Estratto del documento -

Sulla Palestina e l’antisemitismo, l’opinione internazionale di sinistra, in realtà non solo quella di sinistra, spesso trova strano e talvolta ridicolo l’inquadramento politico-mediatico tedesco della questione, con interventi come l’articolo di Der Spiegel che attacca Greta Thunberg. La settimana scorsa, quando il Bundestag ha discusso una risoluzione per imporre la definizione di antisemitismo dell’Alleanza internazionale per la memoria dell’Olocausto (Ihra) – che colpisce anche i finanziamenti pubblici agli artisti – ciò è stato criticato da Amnesty International perché sopprime le critiche giuste nei confronti di Israele. Non è solo una questione tedesca: faceva parte della lotta nel Partito laburista britannico sotto Jeremy Corbyn. Ma viste le critiche, il fatto che Die Linke avesse una controproposta, e visto che Bsw ha votato contro, perché Die Linke si è astenuto invece di opporsi?
Avevamo la nostra risoluzione sulla lotta all’antisemitismo, sostenuta da molti gruppi, artisti e scienziati. Abbiamo detto che non siamo a favore di questo tipo di risoluzione [che impone la definizione Ihra] perché ovviamente viola i diritti fondamentali alla libertà di espressione e ha tutti i tipi di implicazioni preoccupanti.

Quesito -
Trascriva fedelmente la parte del brano sull'antisemitismo e il Bundestag che va da "Avevamo la nostra" fino a "di implicazioni preoccupanti.".

Voci di dati archiviate

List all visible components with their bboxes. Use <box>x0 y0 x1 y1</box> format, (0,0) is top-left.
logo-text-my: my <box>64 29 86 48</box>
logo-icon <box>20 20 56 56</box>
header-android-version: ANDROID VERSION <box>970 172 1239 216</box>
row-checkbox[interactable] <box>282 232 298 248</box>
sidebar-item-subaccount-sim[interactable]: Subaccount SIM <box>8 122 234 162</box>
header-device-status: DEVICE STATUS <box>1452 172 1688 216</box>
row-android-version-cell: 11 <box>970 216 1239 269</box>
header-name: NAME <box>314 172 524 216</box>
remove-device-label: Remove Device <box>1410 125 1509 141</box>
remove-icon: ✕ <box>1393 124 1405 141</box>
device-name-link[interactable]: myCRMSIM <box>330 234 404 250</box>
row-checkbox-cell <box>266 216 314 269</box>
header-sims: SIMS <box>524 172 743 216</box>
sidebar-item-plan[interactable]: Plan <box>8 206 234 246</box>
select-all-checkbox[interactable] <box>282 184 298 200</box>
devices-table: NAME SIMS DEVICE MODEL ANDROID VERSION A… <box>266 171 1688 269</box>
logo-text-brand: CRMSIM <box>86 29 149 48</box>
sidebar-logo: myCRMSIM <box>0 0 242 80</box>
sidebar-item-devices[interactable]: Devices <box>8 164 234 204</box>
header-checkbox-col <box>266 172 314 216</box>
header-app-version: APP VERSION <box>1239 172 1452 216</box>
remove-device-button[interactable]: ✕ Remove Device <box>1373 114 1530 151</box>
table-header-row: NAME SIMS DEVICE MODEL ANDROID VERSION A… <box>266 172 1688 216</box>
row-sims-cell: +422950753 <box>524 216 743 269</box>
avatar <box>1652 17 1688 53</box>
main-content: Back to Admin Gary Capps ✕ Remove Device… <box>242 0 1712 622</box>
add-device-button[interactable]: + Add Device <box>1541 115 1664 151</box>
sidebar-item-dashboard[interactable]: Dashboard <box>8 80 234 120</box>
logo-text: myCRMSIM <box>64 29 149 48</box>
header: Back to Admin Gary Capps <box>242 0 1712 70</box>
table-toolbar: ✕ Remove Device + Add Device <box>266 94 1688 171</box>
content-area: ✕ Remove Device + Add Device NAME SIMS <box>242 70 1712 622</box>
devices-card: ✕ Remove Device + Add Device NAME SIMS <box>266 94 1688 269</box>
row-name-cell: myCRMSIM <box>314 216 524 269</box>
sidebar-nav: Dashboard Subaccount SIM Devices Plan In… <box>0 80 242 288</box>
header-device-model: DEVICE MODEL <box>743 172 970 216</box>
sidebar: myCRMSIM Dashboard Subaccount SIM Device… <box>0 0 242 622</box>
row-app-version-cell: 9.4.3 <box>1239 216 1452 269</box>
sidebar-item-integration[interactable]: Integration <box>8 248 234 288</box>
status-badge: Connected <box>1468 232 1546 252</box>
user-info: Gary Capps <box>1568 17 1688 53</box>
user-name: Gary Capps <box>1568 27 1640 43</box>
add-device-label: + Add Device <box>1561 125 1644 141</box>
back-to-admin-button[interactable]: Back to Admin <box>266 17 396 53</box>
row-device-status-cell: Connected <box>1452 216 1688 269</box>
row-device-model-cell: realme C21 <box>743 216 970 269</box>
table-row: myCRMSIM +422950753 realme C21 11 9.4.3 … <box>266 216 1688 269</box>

La Sua risposta -
Avevamo la nostra risoluzione sulla lotta all’antisemitismo, sostenuta da molti gruppi, artisti e scienziati. Abbiamo detto che non siamo a favore di questo tipo di risoluzione [che impone la definizione Ihra] perché ovviamente viola i diritti fondamentali alla libertà di espressione e ha tutti i tipi di implicazioni preoccupanti.